[Figure dataset records]
-*-

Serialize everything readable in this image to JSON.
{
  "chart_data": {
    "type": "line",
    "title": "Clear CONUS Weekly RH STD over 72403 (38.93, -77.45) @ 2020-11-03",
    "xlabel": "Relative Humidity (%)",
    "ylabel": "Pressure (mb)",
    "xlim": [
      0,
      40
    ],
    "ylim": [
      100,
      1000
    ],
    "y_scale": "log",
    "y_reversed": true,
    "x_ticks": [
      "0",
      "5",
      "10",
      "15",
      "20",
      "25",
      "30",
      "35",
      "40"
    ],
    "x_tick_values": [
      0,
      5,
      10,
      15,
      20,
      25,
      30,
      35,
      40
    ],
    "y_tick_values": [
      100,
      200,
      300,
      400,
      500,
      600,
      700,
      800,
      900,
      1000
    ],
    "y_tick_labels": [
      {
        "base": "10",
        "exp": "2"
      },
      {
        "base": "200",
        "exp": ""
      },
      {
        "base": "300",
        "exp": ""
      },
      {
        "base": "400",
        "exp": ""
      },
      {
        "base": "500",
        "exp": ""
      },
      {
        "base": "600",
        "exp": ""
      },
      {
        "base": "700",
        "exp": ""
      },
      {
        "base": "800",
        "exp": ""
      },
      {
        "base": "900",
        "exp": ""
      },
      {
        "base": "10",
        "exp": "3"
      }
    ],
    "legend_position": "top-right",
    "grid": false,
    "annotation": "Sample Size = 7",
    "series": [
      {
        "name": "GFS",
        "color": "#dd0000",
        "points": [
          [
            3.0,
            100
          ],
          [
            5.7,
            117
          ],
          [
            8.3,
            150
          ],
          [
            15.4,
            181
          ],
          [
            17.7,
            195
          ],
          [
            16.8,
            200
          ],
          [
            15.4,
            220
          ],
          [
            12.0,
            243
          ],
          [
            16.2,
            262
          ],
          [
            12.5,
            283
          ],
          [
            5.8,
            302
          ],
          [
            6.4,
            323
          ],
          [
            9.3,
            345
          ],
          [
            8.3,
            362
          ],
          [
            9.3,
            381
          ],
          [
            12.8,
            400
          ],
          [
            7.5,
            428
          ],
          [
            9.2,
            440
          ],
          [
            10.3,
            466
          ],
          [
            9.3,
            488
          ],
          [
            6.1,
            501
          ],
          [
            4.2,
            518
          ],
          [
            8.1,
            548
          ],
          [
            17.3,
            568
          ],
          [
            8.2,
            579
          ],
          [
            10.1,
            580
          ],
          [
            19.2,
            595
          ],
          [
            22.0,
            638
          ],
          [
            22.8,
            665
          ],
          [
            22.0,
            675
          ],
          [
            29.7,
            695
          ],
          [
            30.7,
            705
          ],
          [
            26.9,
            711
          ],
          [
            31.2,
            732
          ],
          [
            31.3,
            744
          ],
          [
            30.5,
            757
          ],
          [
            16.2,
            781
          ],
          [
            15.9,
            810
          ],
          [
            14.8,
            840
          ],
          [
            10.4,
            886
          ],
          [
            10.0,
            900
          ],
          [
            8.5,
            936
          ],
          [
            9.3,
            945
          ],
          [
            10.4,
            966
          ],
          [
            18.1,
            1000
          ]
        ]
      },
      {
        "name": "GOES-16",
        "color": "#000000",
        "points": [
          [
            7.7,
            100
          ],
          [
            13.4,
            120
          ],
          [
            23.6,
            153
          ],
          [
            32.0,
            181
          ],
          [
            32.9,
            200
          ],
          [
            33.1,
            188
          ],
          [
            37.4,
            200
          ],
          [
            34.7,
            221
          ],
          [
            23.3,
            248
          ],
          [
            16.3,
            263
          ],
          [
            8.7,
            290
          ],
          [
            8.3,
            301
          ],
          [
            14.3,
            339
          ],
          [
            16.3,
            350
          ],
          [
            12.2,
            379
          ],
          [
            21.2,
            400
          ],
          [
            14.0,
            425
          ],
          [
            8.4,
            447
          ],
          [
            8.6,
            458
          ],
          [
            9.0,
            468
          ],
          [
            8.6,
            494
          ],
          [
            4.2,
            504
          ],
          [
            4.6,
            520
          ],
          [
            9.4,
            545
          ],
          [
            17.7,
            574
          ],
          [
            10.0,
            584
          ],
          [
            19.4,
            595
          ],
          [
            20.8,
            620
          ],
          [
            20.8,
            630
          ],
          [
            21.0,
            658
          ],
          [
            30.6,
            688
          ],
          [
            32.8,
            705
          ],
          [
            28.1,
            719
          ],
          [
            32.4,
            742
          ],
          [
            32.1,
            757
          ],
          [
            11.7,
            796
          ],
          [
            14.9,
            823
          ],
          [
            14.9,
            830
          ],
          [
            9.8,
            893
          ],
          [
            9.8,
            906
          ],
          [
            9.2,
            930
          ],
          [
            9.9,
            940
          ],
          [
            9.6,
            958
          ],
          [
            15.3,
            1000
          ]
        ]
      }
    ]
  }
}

-*-

* **What is required**
Go through the material above and copy each line that has the word "base".

* **Result of this exercise**
        "base": "10",
        "base": "200",
        "base": "300",
        "base": "400",
        "base": "500",
        "base": "600",
        "base": "700",
        "base": "800",
        "base": "900",
        "base": "10",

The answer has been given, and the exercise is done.